Check each line of the data below for the word "left", then extract the ones that have it.
>> begin Excerpted records
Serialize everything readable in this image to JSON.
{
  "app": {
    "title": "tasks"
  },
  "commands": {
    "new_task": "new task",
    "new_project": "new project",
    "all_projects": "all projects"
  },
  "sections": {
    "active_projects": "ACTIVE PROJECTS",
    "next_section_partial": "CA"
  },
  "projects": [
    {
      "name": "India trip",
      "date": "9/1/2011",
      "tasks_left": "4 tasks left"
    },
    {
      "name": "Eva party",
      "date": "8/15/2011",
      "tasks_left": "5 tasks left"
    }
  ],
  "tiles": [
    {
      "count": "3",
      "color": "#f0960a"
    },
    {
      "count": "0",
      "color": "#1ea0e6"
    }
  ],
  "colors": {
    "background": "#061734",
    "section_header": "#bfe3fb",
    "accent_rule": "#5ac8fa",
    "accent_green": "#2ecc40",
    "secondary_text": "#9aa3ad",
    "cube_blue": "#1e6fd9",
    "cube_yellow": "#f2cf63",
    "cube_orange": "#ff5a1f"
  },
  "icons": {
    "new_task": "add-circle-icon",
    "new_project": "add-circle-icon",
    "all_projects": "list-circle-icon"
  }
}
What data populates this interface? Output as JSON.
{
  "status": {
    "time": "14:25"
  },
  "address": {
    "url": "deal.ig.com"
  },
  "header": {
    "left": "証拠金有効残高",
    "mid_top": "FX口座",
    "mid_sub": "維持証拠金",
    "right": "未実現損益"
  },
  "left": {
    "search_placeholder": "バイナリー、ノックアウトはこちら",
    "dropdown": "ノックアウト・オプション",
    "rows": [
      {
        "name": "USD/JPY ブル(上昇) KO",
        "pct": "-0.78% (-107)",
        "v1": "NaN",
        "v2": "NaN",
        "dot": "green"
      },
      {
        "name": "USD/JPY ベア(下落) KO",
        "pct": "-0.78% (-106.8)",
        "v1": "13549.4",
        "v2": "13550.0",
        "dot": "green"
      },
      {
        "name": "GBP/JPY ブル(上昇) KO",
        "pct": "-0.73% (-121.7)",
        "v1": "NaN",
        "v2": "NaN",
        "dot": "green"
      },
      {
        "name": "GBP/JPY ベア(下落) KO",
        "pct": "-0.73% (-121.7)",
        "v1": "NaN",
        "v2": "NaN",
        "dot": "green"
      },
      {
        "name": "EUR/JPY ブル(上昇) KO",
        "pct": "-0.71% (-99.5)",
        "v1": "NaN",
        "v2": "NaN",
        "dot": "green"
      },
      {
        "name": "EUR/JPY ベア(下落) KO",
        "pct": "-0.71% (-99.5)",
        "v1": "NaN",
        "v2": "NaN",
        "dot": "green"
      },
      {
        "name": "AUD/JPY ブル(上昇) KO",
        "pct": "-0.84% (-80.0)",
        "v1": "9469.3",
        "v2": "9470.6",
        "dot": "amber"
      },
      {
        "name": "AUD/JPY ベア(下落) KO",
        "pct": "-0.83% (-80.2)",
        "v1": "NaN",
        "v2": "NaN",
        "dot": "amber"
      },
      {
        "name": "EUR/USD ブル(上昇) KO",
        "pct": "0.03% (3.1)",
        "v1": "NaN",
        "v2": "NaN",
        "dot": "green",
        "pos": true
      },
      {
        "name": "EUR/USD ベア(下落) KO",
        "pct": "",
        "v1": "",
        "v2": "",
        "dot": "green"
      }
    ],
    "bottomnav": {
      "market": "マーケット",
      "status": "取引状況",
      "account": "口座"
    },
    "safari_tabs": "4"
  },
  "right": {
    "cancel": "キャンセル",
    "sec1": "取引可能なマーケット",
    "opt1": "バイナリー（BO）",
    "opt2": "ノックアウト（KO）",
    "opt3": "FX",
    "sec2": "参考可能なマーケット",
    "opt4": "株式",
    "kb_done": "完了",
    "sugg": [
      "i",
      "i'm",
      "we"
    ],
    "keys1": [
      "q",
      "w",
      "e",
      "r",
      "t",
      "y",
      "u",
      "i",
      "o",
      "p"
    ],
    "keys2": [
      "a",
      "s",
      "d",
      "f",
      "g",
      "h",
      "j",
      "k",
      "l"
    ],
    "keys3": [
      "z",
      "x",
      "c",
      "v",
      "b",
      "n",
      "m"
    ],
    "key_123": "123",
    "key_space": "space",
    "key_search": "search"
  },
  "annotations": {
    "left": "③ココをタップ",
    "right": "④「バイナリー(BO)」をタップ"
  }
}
>> end Excerpted records
» Reply
      "tasks_left": "4 tasks left"
      "tasks_left": "5 tasks left"
    "left": "証拠金有効残高",
  "left": {
    "left": "③ココをタップ",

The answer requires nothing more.